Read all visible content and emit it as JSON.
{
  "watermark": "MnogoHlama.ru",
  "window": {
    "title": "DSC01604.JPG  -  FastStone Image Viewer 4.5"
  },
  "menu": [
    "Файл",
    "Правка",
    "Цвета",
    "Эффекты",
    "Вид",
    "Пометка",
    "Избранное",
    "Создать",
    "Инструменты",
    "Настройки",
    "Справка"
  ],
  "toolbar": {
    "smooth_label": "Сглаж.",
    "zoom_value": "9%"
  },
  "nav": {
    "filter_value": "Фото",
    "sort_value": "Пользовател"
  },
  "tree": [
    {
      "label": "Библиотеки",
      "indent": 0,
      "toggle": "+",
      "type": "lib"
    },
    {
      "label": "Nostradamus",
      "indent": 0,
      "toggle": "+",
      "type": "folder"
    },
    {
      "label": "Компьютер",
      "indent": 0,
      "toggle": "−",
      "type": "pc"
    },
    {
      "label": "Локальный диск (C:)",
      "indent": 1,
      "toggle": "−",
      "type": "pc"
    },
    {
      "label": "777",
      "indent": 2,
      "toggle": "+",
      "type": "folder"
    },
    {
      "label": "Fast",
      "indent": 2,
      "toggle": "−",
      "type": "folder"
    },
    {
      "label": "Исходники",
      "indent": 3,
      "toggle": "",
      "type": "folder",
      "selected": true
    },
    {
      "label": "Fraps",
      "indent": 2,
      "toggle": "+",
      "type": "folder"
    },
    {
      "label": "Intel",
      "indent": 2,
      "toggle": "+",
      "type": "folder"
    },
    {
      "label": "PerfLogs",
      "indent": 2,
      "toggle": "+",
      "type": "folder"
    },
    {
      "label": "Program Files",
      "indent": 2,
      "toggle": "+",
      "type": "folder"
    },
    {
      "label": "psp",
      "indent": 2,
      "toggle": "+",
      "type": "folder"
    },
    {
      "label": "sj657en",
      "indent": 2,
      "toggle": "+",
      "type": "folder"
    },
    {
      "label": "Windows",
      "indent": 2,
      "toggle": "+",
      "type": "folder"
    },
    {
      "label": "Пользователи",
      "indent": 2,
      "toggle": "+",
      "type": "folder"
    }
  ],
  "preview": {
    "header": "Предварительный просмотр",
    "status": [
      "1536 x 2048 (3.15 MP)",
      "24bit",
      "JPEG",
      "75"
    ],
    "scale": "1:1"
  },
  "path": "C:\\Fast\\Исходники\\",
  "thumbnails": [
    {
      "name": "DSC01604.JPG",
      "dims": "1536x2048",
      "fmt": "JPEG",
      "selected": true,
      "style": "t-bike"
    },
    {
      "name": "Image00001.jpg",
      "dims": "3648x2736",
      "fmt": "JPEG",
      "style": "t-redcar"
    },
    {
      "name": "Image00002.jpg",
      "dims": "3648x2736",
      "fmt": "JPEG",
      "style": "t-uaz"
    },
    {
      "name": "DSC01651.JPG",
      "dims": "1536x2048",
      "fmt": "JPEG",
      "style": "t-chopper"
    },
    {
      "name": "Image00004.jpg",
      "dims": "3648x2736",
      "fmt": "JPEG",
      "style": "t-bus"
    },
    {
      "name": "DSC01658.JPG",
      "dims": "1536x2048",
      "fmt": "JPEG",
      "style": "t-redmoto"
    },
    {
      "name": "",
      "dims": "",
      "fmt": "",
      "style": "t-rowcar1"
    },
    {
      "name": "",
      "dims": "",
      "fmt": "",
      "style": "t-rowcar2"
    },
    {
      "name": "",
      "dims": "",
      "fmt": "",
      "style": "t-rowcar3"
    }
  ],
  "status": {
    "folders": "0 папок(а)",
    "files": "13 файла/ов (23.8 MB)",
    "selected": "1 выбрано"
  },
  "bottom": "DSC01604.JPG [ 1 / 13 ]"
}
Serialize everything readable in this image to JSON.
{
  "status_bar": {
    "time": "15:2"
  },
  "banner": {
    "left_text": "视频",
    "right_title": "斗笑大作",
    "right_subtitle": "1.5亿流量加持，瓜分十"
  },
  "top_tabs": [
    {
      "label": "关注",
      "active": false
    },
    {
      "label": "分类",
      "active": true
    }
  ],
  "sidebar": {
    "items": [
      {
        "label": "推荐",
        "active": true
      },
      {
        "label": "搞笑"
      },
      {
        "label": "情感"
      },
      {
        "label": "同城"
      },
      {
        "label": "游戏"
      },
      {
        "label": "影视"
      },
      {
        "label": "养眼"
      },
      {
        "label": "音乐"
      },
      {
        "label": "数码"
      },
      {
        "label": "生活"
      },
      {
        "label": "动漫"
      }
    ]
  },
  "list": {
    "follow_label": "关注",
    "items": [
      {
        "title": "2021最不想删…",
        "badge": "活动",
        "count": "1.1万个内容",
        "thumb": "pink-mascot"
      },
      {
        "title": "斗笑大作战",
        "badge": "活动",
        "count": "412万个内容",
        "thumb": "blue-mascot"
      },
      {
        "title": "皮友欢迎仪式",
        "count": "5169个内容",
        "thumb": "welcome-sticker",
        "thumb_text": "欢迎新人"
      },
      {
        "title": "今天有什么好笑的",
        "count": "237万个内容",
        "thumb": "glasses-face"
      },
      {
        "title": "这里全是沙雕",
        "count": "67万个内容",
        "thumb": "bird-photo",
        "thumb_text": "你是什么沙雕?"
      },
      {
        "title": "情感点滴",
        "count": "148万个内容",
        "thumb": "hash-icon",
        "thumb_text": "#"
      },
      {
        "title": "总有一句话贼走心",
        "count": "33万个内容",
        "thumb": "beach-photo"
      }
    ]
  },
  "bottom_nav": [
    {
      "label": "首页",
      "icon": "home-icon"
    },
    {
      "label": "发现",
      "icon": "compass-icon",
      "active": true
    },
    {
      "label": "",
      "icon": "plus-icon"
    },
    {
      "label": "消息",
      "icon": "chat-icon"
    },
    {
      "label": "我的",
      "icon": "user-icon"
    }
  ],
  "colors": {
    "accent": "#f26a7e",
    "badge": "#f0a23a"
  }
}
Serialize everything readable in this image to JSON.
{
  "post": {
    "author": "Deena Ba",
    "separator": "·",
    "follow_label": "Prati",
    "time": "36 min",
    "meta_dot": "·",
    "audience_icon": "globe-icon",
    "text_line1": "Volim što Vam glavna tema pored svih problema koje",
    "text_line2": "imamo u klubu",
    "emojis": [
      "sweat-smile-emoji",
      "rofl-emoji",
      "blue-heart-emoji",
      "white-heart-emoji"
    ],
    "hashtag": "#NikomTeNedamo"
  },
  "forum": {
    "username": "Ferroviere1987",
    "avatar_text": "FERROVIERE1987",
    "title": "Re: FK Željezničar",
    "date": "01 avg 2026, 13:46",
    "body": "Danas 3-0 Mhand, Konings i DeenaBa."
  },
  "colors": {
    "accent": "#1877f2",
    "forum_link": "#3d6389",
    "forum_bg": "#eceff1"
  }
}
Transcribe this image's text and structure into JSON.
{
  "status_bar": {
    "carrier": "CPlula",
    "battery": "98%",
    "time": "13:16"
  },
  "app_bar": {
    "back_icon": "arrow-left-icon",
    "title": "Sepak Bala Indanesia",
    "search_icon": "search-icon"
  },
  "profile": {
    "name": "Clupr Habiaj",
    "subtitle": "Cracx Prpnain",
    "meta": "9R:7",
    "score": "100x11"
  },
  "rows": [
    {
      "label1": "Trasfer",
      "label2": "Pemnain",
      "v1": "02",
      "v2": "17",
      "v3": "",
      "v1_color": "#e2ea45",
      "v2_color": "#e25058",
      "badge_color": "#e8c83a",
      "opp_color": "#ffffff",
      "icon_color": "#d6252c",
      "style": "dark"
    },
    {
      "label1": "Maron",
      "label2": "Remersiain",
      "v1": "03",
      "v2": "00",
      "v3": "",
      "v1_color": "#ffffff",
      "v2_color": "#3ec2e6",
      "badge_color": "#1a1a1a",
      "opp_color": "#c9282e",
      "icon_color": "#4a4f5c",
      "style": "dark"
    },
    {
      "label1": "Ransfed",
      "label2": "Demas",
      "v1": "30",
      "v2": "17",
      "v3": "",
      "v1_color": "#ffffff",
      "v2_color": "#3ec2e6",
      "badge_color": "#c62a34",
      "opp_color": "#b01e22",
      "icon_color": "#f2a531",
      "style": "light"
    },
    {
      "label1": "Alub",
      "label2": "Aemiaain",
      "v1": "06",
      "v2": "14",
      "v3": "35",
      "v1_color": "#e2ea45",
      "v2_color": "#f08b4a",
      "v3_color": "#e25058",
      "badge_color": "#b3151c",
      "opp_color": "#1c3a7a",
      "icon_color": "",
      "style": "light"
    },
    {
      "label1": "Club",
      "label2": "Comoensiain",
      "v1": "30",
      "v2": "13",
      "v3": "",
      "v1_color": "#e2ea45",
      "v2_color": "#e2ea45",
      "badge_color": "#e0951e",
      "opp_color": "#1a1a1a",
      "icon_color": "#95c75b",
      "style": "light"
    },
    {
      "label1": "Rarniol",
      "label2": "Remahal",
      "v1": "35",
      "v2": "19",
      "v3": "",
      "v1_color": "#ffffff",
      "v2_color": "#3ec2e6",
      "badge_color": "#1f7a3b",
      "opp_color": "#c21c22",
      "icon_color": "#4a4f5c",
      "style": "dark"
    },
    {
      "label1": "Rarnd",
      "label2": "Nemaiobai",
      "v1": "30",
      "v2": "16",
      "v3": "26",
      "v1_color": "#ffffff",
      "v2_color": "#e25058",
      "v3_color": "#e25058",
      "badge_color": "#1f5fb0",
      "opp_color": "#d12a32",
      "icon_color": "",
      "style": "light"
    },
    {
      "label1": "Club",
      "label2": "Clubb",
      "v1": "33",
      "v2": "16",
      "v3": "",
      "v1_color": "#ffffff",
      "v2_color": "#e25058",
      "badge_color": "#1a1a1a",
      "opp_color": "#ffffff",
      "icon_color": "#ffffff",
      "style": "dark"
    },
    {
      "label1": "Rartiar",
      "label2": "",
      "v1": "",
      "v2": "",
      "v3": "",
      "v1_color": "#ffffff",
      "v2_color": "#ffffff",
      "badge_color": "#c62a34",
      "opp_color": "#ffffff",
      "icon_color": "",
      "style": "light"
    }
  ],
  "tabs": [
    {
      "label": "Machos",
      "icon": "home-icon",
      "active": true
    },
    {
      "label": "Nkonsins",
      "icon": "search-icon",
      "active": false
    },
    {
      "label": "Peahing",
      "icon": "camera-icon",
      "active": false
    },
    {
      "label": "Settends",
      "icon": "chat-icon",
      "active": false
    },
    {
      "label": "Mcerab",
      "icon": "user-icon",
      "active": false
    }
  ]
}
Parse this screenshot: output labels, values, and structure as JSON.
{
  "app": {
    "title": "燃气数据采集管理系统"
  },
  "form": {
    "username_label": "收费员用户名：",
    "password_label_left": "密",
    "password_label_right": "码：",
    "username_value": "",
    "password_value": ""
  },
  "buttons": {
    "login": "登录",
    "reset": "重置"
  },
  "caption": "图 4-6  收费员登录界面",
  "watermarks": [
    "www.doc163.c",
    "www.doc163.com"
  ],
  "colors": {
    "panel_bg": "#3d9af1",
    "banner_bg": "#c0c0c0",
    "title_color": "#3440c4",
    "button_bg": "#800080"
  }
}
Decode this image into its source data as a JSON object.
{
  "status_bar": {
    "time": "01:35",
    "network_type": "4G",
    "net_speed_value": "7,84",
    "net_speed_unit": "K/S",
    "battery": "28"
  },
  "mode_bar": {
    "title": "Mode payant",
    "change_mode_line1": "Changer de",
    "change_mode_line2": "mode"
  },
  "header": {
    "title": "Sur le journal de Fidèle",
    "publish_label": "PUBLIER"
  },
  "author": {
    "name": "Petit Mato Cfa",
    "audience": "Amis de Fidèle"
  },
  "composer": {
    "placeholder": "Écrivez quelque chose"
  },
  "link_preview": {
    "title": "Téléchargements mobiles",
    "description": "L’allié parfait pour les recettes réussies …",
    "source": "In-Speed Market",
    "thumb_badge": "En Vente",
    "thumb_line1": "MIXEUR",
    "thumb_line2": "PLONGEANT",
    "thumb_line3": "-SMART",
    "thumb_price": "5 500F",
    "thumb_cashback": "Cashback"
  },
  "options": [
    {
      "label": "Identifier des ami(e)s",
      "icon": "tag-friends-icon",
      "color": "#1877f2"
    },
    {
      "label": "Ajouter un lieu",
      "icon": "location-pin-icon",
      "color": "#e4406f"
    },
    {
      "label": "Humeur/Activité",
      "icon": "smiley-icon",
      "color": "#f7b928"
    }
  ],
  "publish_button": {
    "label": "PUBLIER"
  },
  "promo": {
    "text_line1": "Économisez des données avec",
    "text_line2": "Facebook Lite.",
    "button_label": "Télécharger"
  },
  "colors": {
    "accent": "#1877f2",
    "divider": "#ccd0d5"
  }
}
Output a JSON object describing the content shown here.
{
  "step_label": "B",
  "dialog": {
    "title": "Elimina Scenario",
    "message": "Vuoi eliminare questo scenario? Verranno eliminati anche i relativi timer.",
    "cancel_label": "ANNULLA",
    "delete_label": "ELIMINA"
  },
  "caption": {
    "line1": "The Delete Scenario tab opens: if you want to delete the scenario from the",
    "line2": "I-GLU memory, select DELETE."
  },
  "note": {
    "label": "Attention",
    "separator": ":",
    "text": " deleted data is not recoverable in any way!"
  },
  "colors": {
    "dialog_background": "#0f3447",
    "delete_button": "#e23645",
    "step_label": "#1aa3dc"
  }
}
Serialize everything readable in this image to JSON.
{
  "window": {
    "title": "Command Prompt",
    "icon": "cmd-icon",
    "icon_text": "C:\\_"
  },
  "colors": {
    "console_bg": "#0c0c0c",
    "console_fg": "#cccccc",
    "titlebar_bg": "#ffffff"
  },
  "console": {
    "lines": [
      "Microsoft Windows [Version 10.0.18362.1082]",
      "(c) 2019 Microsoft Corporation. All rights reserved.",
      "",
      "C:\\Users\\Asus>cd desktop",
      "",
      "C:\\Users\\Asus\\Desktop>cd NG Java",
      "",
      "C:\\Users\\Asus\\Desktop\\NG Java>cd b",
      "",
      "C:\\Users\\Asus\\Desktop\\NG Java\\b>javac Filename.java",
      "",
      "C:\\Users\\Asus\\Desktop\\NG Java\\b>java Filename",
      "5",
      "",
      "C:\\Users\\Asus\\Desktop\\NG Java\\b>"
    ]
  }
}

^^^^^^^^

▶ [What to work on]:
Say how many lines in the entries contain the string "into", and leave out everything else.

▶ [Response]:
2